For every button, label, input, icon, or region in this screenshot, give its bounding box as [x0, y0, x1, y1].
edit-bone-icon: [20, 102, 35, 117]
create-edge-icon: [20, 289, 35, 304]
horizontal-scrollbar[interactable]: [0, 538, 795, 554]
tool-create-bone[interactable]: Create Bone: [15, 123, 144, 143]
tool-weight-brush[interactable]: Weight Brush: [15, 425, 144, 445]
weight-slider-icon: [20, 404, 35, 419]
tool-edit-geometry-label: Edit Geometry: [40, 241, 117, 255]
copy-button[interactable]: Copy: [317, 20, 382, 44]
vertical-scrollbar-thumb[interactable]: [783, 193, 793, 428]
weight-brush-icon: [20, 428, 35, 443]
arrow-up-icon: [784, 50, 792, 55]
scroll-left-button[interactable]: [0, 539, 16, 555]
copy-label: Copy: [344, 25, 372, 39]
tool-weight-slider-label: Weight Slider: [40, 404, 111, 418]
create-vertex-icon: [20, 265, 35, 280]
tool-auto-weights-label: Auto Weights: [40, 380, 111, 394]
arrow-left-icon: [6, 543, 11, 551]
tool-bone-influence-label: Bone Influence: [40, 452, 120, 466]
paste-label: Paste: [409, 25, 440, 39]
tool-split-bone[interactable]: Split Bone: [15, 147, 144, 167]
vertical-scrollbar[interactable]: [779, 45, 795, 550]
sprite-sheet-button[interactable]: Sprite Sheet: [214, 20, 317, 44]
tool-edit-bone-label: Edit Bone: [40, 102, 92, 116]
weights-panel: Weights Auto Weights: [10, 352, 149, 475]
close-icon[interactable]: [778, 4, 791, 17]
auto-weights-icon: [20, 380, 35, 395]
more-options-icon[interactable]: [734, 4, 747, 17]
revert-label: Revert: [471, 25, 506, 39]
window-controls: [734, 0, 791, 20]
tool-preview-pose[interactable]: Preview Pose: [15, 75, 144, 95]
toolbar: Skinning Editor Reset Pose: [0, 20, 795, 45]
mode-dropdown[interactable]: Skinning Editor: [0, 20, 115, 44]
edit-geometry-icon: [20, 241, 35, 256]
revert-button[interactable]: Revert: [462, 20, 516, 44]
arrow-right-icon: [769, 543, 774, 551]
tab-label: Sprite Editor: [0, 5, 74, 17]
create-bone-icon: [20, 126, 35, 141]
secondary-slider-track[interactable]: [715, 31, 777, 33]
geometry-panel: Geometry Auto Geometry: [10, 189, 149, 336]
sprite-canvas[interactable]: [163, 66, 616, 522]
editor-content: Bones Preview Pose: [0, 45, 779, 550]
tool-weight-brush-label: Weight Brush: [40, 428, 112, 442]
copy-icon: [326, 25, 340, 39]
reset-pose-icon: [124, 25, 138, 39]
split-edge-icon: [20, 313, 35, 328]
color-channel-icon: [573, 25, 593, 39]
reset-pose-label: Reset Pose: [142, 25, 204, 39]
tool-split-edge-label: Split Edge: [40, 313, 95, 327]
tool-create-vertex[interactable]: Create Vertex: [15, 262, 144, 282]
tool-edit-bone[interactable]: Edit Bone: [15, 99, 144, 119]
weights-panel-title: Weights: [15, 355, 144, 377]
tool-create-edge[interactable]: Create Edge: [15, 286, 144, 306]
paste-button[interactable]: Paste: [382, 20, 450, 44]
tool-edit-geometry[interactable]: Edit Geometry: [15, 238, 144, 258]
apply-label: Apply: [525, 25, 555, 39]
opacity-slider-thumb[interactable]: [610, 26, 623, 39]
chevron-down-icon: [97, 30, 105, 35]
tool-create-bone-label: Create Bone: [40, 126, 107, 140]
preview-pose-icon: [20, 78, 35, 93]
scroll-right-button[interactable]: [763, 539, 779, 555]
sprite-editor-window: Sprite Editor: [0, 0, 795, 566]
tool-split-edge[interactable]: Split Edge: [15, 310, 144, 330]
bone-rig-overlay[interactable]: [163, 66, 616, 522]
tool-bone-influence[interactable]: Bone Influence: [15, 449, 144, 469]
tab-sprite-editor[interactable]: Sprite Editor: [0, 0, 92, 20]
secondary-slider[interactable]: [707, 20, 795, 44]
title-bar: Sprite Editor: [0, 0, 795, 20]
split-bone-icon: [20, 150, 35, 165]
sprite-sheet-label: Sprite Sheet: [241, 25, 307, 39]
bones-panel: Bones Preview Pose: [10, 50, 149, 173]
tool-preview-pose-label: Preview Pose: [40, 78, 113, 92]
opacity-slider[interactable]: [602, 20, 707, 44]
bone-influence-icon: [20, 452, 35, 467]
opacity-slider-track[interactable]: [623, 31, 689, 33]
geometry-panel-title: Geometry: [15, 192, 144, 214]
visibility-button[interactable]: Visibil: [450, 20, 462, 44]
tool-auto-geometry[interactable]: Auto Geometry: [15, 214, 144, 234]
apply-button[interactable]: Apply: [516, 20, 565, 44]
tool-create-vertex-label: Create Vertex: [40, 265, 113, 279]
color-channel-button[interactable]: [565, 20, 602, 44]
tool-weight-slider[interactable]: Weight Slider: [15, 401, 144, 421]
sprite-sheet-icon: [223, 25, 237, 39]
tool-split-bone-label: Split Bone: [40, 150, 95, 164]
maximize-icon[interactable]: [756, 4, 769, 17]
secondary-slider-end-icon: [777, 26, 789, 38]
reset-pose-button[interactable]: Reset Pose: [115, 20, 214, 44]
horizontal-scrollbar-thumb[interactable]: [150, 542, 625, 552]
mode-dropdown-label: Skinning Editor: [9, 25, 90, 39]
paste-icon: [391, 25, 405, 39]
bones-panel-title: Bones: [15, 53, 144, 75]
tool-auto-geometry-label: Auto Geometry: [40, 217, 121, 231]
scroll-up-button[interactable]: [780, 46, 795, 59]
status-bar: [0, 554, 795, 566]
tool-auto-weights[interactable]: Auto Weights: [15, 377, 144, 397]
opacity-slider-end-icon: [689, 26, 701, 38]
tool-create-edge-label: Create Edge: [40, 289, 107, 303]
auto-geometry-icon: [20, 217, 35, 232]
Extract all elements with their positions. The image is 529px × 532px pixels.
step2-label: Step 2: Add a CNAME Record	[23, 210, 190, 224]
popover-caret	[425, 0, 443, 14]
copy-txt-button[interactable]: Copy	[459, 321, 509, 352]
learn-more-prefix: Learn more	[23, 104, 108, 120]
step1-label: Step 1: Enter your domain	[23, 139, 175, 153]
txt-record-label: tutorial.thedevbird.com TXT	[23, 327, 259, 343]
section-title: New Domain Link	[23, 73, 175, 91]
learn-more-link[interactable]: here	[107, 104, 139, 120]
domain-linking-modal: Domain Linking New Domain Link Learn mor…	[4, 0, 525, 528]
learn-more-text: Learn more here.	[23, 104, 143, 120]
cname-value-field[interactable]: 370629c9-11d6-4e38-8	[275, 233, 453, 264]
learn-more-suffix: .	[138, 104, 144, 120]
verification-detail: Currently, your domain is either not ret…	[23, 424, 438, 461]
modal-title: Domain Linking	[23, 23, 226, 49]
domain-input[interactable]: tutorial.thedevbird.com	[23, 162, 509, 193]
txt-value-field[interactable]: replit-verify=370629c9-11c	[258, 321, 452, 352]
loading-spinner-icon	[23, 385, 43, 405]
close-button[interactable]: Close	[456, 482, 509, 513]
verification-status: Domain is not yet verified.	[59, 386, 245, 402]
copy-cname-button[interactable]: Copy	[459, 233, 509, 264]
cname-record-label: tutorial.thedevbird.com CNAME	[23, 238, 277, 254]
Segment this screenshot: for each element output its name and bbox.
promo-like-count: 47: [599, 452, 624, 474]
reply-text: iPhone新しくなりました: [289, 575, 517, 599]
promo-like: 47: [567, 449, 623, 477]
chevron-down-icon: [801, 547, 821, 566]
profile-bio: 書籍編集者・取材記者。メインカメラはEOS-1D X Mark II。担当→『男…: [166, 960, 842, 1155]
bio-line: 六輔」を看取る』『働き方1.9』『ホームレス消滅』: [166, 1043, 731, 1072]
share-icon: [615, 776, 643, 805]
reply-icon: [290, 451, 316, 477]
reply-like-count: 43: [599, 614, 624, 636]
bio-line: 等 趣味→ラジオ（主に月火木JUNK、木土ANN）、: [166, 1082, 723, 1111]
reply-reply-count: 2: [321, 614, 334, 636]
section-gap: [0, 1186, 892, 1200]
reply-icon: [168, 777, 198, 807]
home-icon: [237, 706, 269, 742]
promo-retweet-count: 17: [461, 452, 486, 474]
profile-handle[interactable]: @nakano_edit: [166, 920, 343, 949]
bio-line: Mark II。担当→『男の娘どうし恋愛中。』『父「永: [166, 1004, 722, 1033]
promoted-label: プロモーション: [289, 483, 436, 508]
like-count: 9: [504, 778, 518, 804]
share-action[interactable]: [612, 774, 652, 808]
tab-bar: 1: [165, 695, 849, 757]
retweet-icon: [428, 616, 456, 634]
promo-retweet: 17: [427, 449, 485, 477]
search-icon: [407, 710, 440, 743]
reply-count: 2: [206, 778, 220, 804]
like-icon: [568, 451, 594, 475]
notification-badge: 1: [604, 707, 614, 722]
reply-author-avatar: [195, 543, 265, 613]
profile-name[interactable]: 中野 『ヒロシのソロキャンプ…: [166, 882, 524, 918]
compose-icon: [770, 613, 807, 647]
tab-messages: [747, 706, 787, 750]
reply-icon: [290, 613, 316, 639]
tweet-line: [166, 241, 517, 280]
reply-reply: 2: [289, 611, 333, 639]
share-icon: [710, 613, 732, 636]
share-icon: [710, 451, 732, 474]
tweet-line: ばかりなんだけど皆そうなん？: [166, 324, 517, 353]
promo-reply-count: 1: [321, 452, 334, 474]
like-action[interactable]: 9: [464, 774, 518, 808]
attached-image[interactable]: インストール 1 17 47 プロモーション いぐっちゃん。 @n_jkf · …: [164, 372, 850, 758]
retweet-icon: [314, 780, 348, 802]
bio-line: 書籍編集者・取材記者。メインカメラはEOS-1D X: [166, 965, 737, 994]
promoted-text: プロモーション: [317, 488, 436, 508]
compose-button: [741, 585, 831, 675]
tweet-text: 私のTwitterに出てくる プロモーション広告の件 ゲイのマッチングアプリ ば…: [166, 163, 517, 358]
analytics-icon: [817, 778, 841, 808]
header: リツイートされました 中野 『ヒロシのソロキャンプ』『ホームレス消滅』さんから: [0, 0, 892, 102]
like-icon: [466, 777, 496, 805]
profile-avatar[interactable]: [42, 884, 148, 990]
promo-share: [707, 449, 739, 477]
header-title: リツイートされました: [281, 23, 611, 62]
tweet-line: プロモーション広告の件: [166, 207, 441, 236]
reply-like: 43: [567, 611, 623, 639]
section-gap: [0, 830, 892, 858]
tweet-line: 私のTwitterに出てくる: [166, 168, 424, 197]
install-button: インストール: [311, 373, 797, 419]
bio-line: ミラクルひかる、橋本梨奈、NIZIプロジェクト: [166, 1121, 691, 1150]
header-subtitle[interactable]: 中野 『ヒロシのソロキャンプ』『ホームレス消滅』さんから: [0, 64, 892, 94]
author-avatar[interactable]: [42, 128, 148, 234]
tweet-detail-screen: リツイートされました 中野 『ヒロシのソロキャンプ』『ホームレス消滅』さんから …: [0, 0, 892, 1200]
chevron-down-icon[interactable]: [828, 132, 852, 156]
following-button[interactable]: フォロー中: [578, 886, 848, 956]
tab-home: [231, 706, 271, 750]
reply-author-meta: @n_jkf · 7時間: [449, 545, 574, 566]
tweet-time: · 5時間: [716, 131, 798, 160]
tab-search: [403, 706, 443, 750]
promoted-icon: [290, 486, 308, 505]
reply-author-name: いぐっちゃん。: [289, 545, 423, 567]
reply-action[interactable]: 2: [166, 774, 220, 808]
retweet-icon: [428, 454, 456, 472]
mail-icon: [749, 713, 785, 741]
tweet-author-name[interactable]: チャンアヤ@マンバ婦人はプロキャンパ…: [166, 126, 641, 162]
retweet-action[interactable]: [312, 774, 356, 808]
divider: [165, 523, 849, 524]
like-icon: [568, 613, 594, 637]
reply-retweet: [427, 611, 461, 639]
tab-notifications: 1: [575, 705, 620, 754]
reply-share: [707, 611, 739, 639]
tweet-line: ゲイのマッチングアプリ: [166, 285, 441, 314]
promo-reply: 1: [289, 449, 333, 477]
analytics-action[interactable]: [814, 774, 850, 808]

^^^^^^^^^^^^^^^^

Copy out every row above that contains the string "create". Uppercase and lowercase letters count as different.

create-edge-icon: [20, 289, 35, 304]
tool-create-bone[interactable]: Create Bone: [15, 123, 144, 143]
create-vertex-icon: [20, 265, 35, 280]
create-bone-icon: [20, 126, 35, 141]
tool-create-vertex[interactable]: Create Vertex: [15, 262, 144, 282]
tool-create-edge[interactable]: Create Edge: [15, 286, 144, 306]
tool-create-bone-label: Create Bone: [40, 126, 107, 140]
tool-create-vertex-label: Create Vertex: [40, 265, 113, 279]
tool-create-edge-label: Create Edge: [40, 289, 107, 303]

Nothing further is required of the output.